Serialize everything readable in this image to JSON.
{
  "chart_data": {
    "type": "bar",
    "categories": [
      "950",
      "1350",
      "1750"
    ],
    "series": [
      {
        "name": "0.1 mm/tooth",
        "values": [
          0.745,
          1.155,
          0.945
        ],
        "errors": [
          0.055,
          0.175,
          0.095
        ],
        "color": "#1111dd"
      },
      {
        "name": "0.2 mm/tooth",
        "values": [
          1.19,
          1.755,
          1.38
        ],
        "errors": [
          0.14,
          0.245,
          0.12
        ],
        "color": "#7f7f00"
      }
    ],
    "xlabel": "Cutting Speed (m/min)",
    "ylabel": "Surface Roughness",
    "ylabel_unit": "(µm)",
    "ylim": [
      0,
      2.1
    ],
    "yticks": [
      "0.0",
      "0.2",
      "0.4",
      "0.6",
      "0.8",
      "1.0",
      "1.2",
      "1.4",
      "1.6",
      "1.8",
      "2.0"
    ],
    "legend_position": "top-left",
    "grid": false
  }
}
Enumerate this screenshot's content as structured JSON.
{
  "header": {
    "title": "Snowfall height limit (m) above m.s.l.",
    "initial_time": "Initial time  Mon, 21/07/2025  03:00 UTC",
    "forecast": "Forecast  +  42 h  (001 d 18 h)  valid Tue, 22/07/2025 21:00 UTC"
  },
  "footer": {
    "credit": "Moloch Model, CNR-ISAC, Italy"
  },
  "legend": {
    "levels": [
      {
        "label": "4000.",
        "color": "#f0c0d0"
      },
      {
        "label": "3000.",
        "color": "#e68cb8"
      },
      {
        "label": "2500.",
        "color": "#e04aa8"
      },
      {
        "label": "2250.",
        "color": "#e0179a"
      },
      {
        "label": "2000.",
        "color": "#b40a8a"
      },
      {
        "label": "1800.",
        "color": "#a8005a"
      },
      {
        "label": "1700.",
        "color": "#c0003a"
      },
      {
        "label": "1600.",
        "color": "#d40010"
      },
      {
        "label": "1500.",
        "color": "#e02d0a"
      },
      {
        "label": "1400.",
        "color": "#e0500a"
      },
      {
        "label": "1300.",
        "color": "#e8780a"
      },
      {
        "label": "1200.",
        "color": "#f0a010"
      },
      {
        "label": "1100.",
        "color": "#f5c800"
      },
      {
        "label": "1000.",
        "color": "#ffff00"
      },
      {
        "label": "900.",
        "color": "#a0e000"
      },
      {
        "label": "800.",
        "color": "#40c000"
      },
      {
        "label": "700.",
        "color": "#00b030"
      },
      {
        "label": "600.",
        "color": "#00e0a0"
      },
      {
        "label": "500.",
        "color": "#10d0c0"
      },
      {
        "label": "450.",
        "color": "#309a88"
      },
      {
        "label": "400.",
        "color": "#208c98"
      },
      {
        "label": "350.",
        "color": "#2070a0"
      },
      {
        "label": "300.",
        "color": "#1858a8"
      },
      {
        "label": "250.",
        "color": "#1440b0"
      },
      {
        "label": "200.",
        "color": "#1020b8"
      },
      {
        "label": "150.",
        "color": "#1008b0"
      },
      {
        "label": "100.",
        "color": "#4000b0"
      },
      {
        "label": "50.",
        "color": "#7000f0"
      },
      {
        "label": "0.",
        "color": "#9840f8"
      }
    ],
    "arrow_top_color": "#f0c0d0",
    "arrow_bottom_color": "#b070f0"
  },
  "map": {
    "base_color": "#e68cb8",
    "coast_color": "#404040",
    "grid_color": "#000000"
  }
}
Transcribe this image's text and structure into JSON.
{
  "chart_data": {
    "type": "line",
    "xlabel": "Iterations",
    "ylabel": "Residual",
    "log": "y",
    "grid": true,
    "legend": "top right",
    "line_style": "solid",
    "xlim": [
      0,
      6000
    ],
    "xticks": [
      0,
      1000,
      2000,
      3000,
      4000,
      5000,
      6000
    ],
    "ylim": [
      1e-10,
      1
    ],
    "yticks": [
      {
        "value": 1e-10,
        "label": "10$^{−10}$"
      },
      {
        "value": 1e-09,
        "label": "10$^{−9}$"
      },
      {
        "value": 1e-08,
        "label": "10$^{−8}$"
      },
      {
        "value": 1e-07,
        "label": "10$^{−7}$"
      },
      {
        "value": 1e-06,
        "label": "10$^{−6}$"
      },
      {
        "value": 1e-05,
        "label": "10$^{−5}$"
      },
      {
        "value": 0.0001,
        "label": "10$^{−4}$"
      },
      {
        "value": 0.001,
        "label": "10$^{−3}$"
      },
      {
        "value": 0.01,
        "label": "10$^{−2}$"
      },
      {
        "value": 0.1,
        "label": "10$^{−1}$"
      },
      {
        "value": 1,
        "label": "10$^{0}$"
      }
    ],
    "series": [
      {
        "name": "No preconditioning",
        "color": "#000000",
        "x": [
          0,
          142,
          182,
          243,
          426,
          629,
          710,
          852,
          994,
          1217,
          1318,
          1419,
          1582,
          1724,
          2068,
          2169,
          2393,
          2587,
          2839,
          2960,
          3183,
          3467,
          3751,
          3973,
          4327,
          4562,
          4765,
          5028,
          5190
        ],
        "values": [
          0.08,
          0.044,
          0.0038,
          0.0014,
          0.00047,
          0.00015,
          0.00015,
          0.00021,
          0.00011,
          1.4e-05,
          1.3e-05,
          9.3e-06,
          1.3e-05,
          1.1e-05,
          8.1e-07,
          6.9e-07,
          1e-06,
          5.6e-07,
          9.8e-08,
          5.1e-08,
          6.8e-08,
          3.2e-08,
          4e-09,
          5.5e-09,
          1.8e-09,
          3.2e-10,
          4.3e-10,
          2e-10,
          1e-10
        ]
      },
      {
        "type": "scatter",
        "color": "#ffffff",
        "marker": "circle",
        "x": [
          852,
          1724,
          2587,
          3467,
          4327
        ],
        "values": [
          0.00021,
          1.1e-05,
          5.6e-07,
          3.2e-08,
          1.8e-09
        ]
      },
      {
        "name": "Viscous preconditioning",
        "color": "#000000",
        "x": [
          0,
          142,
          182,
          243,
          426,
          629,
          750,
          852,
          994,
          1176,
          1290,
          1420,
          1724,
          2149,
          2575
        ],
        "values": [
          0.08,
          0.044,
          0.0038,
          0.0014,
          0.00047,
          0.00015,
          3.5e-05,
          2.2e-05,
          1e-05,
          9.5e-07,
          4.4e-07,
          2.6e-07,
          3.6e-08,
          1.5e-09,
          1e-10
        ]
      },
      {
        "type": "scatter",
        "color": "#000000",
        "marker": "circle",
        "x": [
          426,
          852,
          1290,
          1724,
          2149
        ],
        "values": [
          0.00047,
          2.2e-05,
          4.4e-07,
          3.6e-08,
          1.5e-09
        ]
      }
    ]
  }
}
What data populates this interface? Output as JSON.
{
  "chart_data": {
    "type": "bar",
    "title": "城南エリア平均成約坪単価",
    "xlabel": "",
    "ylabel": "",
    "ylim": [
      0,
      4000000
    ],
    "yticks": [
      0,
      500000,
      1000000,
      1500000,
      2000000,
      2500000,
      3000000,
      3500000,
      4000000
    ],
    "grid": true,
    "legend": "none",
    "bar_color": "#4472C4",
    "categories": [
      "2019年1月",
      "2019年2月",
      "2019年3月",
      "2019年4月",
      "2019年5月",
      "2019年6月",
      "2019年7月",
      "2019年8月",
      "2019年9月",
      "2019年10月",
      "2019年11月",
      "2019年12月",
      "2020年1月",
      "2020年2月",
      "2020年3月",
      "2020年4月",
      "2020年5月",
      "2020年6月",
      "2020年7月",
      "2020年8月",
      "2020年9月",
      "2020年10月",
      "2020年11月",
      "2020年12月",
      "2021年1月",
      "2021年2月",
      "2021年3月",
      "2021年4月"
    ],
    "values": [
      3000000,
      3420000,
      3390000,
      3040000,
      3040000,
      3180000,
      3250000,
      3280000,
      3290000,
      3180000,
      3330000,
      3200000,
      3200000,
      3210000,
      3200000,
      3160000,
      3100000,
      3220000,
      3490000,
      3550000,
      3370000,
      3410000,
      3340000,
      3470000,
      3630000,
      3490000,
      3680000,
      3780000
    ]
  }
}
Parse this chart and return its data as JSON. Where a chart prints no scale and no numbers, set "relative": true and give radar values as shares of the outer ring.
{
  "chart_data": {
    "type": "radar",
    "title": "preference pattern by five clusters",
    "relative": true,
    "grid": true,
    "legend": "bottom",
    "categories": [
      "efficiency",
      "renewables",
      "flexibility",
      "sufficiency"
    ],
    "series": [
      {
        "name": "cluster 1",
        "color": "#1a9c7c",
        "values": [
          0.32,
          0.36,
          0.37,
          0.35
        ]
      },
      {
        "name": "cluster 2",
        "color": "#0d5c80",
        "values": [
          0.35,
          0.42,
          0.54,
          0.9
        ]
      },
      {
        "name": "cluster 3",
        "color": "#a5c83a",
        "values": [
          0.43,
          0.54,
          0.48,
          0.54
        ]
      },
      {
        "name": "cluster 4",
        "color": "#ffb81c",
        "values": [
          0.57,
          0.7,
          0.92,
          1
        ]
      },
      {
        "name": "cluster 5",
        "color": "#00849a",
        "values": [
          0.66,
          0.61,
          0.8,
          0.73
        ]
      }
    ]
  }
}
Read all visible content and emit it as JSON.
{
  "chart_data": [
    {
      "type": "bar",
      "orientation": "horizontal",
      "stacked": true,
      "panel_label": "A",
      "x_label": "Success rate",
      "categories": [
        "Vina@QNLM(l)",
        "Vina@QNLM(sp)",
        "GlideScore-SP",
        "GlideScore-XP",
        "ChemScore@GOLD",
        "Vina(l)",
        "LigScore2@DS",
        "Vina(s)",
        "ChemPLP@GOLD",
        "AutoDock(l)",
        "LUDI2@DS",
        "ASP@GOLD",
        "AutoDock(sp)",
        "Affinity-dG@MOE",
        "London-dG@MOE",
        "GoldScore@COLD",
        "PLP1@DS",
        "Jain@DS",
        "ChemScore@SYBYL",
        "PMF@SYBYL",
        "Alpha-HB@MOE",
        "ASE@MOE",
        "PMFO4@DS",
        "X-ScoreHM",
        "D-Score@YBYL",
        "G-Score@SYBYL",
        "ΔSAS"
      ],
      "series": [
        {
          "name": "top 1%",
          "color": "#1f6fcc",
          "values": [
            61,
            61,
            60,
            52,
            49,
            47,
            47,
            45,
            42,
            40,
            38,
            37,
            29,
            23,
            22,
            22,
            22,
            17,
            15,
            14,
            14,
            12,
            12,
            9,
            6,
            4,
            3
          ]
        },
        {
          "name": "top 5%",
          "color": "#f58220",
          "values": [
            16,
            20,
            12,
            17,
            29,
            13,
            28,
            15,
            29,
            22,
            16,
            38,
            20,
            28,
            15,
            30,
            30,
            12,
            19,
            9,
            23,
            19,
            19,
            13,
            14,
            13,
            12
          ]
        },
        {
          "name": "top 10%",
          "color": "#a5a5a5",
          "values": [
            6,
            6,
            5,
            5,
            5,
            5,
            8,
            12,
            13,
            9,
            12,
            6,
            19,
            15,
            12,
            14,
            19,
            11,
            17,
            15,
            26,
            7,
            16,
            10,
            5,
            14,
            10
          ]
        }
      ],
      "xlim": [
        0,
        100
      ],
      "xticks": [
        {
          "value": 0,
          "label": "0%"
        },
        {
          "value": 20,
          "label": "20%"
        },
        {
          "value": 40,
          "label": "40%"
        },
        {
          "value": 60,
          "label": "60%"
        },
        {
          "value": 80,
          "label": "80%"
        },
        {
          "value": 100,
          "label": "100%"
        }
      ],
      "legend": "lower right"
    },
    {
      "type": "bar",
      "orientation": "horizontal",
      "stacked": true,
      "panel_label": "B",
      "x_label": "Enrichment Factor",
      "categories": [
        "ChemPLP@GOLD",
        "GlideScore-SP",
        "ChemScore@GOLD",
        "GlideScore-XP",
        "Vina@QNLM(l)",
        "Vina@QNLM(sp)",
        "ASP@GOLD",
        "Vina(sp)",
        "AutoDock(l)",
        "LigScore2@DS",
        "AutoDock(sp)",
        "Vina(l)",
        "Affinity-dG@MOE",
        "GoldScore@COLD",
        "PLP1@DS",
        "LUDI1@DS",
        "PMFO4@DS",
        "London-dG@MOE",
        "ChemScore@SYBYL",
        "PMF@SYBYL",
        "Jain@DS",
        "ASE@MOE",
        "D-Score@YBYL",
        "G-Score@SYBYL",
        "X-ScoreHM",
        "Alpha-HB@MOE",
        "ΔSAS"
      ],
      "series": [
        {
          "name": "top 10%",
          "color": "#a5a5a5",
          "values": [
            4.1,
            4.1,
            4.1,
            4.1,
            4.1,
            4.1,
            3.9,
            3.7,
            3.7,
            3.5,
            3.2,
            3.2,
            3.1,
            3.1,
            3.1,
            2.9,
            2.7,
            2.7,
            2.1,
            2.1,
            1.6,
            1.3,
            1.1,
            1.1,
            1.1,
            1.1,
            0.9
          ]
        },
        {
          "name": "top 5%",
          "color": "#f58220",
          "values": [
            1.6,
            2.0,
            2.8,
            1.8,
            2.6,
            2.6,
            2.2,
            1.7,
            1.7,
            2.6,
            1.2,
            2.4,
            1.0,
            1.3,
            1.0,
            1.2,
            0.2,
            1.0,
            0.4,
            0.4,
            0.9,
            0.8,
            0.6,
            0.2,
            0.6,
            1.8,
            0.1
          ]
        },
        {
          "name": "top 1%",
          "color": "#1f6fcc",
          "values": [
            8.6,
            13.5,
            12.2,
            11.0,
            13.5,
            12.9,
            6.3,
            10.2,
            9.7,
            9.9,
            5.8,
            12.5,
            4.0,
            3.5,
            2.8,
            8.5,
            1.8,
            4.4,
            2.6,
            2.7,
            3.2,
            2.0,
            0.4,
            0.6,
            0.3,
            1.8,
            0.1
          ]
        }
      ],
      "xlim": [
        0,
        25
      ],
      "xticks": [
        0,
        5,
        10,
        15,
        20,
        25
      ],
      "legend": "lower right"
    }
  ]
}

++++++++

* WORK REQUIRED: Go through the records and pull out each line that includes the word "image".

* FULL ANSWER:
Serialize everything readable in this image to JSON.
Transcribe this image's text and structure into JSON.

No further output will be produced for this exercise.